→ WHAT NEEDS TO BE DONE: Return all the data, word for word.
#### LISTED ENTRIES
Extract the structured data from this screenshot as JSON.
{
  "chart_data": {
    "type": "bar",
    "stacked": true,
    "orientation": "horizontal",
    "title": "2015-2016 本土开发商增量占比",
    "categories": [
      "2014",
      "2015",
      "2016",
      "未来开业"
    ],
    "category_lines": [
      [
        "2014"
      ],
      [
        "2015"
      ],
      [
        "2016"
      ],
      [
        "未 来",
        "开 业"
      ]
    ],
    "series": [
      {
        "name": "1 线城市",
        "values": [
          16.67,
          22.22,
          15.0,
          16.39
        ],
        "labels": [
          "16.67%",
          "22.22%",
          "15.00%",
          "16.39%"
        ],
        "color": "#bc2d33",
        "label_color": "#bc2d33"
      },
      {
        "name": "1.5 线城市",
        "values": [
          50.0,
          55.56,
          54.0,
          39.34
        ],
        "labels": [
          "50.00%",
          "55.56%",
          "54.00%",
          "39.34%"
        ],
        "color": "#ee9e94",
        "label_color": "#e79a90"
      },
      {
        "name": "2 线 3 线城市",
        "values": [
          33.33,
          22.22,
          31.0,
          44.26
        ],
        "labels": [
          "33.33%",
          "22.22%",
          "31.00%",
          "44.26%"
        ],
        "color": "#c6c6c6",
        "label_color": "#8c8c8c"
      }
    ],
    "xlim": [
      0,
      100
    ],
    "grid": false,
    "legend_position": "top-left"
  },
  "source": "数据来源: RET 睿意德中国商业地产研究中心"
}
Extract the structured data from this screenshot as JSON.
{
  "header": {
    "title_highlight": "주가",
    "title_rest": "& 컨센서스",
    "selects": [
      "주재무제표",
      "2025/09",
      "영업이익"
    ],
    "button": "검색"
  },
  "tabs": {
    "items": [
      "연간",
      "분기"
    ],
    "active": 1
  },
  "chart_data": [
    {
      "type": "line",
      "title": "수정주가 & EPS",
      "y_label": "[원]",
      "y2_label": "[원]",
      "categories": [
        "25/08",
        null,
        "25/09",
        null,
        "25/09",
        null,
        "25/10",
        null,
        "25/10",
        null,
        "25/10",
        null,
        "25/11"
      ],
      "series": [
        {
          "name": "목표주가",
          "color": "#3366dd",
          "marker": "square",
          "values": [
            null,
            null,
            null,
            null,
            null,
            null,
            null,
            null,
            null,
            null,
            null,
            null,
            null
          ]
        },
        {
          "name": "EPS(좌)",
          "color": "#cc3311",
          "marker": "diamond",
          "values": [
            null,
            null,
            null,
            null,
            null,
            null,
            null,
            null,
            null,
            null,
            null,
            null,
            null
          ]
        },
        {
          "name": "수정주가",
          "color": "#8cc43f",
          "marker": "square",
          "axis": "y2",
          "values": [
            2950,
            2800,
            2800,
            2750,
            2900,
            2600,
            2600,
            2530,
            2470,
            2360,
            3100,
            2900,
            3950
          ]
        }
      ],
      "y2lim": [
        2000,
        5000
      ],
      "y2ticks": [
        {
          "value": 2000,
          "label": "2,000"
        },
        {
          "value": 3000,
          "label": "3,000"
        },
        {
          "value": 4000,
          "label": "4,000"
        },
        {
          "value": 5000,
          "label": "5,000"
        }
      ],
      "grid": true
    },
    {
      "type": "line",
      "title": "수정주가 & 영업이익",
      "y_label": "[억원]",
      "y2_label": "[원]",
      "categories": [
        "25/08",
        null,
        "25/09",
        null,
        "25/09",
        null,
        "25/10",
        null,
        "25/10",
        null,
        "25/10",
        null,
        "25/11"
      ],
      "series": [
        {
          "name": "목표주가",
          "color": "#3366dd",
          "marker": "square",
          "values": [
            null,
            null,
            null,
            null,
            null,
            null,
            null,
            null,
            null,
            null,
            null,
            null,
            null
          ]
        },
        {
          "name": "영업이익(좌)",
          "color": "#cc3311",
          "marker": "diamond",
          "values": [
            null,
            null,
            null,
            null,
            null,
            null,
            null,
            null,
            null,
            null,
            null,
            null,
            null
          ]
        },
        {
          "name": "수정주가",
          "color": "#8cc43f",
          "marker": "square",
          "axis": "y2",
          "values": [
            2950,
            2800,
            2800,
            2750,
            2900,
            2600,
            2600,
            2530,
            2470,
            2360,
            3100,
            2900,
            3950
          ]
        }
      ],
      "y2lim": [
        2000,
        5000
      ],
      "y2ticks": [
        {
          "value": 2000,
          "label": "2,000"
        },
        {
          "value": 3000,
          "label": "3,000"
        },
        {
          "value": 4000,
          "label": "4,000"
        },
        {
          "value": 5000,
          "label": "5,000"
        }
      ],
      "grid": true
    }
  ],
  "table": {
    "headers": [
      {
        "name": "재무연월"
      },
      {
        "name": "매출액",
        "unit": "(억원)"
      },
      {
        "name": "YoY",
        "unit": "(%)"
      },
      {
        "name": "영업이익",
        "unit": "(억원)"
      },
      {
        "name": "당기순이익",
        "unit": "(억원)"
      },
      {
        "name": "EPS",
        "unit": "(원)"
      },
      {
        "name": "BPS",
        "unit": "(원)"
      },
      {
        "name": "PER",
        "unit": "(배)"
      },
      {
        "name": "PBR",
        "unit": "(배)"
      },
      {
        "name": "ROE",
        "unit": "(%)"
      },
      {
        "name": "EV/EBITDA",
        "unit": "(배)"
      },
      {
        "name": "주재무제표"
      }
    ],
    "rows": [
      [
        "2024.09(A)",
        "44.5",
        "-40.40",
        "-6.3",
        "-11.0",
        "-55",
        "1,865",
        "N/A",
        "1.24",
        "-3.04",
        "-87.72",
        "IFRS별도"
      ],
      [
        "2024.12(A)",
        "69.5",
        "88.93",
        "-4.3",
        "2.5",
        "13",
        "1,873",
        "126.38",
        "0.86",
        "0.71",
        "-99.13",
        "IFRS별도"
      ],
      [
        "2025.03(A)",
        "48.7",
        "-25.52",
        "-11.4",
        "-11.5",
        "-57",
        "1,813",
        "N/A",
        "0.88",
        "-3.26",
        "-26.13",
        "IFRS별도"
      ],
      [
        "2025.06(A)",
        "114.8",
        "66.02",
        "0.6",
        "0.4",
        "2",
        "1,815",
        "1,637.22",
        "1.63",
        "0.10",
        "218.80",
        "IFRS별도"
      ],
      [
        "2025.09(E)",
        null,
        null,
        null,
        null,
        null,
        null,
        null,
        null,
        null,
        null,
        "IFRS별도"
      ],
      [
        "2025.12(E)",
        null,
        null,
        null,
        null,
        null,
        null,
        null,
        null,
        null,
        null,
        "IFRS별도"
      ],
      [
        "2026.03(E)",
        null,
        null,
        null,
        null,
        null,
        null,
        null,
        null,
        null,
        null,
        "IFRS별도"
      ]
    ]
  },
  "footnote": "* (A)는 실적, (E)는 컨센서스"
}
########
→ TASK RESULT:
Extract the structured data from this screenshot as JSON.
{
  "chart_data": {
    "type": "bar",
    "stacked": true,
    "orientation": "horizontal",
    "title": "2015-2016 本土开发商增量占比",
    "categories": [
      "2014",
      "2015",
      "2016",
      "未来开业"
    ],
    "category_lines": [
      [
        "2014"
      ],
      [
        "2015"
      ],
      [
        "2016"
      ],
      [
        "未 来",
        "开 业"
      ]
    ],
    "series": [
      {
        "name": "1 线城市",
        "values": [
          16.67,
          22.22,
          15.0,
          16.39
        ],
        "labels": [
          "16.67%",
          "22.22%",
          "15.00%",
          "16.39%"
        ],
        "color": "#bc2d33",
        "label_color": "#bc2d33"
      },
      {
        "name": "1.5 线城市",
        "values": [
          50.0,
          55.56,
          54.0,
          39.34
        ],
        "labels": [
          "50.00%",
          "55.56%",
          "54.00%",
          "39.34%"
        ],
        "color": "#ee9e94",
        "label_color": "#e79a90"
      },
      {
        "name": "2 线 3 线城市",
        "values": [
          33.33,
          22.22,
          31.0,
          44.26
        ],
        "labels": [
          "33.33%",
          "22.22%",
          "31.00%",
          "44.26%"
        ],
        "color": "#c6c6c6",
        "label_color": "#8c8c8c"
      }
    ],
    "xlim": [
      0,
      100
    ],
    "grid": false,
    "legend_position": "top-left"
  },
  "source": "数据来源: RET 睿意德中国商业地产研究中心"
}
Extract the structured data from this screenshot as JSON.
{
  "header": {
    "title_highlight": "주가",
    "title_rest": "& 컨센서스",
    "selects": [
      "주재무제표",
      "2025/09",
      "영업이익"
    ],
    "button": "검색"
  },
  "tabs": {
    "items": [
      "연간",
      "분기"
    ],
    "active": 1
  },
  "chart_data": [
    {
      "type": "line",
      "title": "수정주가 & EPS",
      "y_label": "[원]",
      "y2_label": "[원]",
      "categories": [
        "25/08",
        null,
        "25/09",
        null,
        "25/09",
        null,
        "25/10",
        null,
        "25/10",
        null,
        "25/10",
        null,
        "25/11"
      ],
      "series": [
        {
          "name": "목표주가",
          "color": "#3366dd",
          "marker": "square",
          "values": [
            null,
            null,
            null,
            null,
            null,
            null,
            null,
            null,
            null,
            null,
            null,
            null,
            null
          ]
        },
        {
          "name": "EPS(좌)",
          "color": "#cc3311",
          "marker": "diamond",
          "values": [
            null,
            null,
            null,
            null,
            null,
            null,
            null,
            null,
            null,
            null,
            null,
            null,
            null
          ]
        },
        {
          "name": "수정주가",
          "color": "#8cc43f",
          "marker": "square",
          "axis": "y2",
          "values": [
            2950,
            2800,
            2800,
            2750,
            2900,
            2600,
            2600,
            2530,
            2470,
            2360,
            3100,
            2900,
            3950
          ]
        }
      ],
      "y2lim": [
        2000,
        5000
      ],
      "y2ticks": [
        {
          "value": 2000,
          "label": "2,000"
        },
        {
          "value": 3000,
          "label": "3,000"
        },
        {
          "value": 4000,
          "label": "4,000"
        },
        {
          "value": 5000,
          "label": "5,000"
        }
      ],
      "grid": true
    },
    {
      "type": "line",
      "title": "수정주가 & 영업이익",
      "y_label": "[억원]",
      "y2_label": "[원]",
      "categories": [
        "25/08",
        null,
        "25/09",
        null,
        "25/09",
        null,
        "25/10",
        null,
        "25/10",
        null,
        "25/10",
        null,
        "25/11"
      ],
      "series": [
        {
          "name": "목표주가",
          "color": "#3366dd",
          "marker": "square",
          "values": [
            null,
            null,
            null,
            null,
            null,
            null,
            null,
            null,
            null,
            null,
            null,
            null,
            null
          ]
        },
        {
          "name": "영업이익(좌)",
          "color": "#cc3311",
          "marker": "diamond",
          "values": [
            null,
            null,
            null,
            null,
            null,
            null,
            null,
            null,
            null,
            null,
            null,
            null,
            null
          ]
        },
        {
          "name": "수정주가",
          "color": "#8cc43f",
          "marker": "square",
          "axis": "y2",
          "values": [
            2950,
            2800,
            2800,
            2750,
            2900,
            2600,
            2600,
            2530,
            2470,
            2360,
            3100,
            2900,
            3950
          ]
        }
      ],
      "y2lim": [
        2000,
        5000
      ],
      "y2ticks": [
        {
          "value": 2000,
          "label": "2,000"
        },
        {
          "value": 3000,
          "label": "3,000"
        },
        {
          "value": 4000,
          "label": "4,000"
        },
        {
          "value": 5000,
          "label": "5,000"
        }
      ],
      "grid": true
    }
  ],
  "table": {
    "headers": [
      {
        "name": "재무연월"
      },
      {
        "name": "매출액",
        "unit": "(억원)"
      },
      {
        "name": "YoY",
        "unit": "(%)"
      },
      {
        "name": "영업이익",
        "unit": "(억원)"
      },
      {
        "name": "당기순이익",
        "unit": "(억원)"
      },
      {
        "name": "EPS",
        "unit": "(원)"
      },
      {
        "name": "BPS",
        "unit": "(원)"
      },
      {
        "name": "PER",
        "unit": "(배)"
      },
      {
        "name": "PBR",
        "unit": "(배)"
      },
      {
        "name": "ROE",
        "unit": "(%)"
      },
      {
        "name": "EV/EBITDA",
        "unit": "(배)"
      },
      {
        "name": "주재무제표"
      }
    ],
    "rows": [
      [
        "2024.09(A)",
        "44.5",
        "-40.40",
        "-6.3",
        "-11.0",
        "-55",
        "1,865",
        "N/A",
        "1.24",
        "-3.04",
        "-87.72",
        "IFRS별도"
      ],
      [
        "2024.12(A)",
        "69.5",
        "88.93",
        "-4.3",
        "2.5",
        "13",
        "1,873",
        "126.38",
        "0.86",
        "0.71",
        "-99.13",
        "IFRS별도"
      ],
      [
        "2025.03(A)",
        "48.7",
        "-25.52",
        "-11.4",
        "-11.5",
        "-57",
        "1,813",
        "N/A",
        "0.88",
        "-3.26",
        "-26.13",
        "IFRS별도"
      ],
      [
        "2025.06(A)",
        "114.8",
        "66.02",
        "0.6",
        "0.4",
        "2",
        "1,815",
        "1,637.22",
        "1.63",
        "0.10",
        "218.80",
        "IFRS별도"
      ],
      [
        "2025.09(E)",
        null,
        null,
        null,
        null,
        null,
        null,
        null,
        null,
        null,
        null,
        "IFRS별도"
      ],
      [
        "2025.12(E)",
        null,
        null,
        null,
        null,
        null,
        null,
        null,
        null,
        null,
        null,
        "IFRS별도"
      ],
      [
        "2026.03(E)",
        null,
        null,
        null,
        null,
        null,
        null,
        null,
        null,
        null,
        null,
        "IFRS별도"
      ]
    ]
  },
  "footnote": "* (A)는 실적, (E)는 컨센서스"
}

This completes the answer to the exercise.